* [Work to do]:
Wherever the string "document" appears in a line, extract that line.

(Figure record extracts)
************

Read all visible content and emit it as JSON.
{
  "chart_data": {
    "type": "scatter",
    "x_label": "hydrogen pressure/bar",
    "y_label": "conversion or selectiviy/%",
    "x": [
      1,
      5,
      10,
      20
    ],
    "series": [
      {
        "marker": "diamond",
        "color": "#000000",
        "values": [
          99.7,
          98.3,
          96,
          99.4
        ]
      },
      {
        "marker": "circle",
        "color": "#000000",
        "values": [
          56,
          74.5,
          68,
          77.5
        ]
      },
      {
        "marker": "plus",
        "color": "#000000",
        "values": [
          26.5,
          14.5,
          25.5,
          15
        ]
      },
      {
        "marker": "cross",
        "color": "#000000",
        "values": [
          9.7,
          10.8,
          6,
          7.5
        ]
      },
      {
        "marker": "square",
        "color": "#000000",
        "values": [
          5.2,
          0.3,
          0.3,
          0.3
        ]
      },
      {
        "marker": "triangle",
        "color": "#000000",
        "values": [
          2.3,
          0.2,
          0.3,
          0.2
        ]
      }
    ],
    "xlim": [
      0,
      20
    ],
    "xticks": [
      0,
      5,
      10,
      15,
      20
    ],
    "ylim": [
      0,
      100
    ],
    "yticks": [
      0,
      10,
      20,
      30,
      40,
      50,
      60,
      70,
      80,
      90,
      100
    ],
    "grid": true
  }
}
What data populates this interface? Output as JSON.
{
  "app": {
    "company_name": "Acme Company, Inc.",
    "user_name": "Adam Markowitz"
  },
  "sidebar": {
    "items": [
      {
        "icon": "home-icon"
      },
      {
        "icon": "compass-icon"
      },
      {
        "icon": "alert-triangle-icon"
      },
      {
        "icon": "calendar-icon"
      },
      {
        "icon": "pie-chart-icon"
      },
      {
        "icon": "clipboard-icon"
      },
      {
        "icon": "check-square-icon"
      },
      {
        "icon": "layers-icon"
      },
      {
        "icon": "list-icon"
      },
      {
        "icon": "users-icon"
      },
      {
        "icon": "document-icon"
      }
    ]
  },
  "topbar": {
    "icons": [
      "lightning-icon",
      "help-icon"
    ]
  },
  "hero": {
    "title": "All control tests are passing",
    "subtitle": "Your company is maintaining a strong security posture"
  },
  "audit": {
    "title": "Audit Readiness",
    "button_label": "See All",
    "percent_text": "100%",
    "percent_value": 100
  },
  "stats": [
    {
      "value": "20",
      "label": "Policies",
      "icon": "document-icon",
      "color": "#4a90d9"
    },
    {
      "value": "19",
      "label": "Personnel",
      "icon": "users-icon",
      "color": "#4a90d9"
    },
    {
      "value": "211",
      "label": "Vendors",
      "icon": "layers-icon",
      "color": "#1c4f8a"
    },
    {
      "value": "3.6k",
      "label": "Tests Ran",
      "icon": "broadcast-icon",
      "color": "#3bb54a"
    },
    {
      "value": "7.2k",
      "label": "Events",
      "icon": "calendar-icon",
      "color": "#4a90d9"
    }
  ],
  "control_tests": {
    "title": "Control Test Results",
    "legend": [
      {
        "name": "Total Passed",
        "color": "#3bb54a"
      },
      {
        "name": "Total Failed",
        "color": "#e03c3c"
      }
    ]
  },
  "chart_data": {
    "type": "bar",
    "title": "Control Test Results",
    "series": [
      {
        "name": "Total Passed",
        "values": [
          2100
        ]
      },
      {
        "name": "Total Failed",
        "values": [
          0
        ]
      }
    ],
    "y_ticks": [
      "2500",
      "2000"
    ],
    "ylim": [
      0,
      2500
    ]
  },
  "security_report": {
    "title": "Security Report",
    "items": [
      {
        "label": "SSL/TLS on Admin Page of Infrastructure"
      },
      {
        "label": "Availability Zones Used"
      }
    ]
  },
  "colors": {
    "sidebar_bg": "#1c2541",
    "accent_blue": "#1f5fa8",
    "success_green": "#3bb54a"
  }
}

************

* [Written reply]:
        "icon": "document-icon"
      "icon": "document-icon",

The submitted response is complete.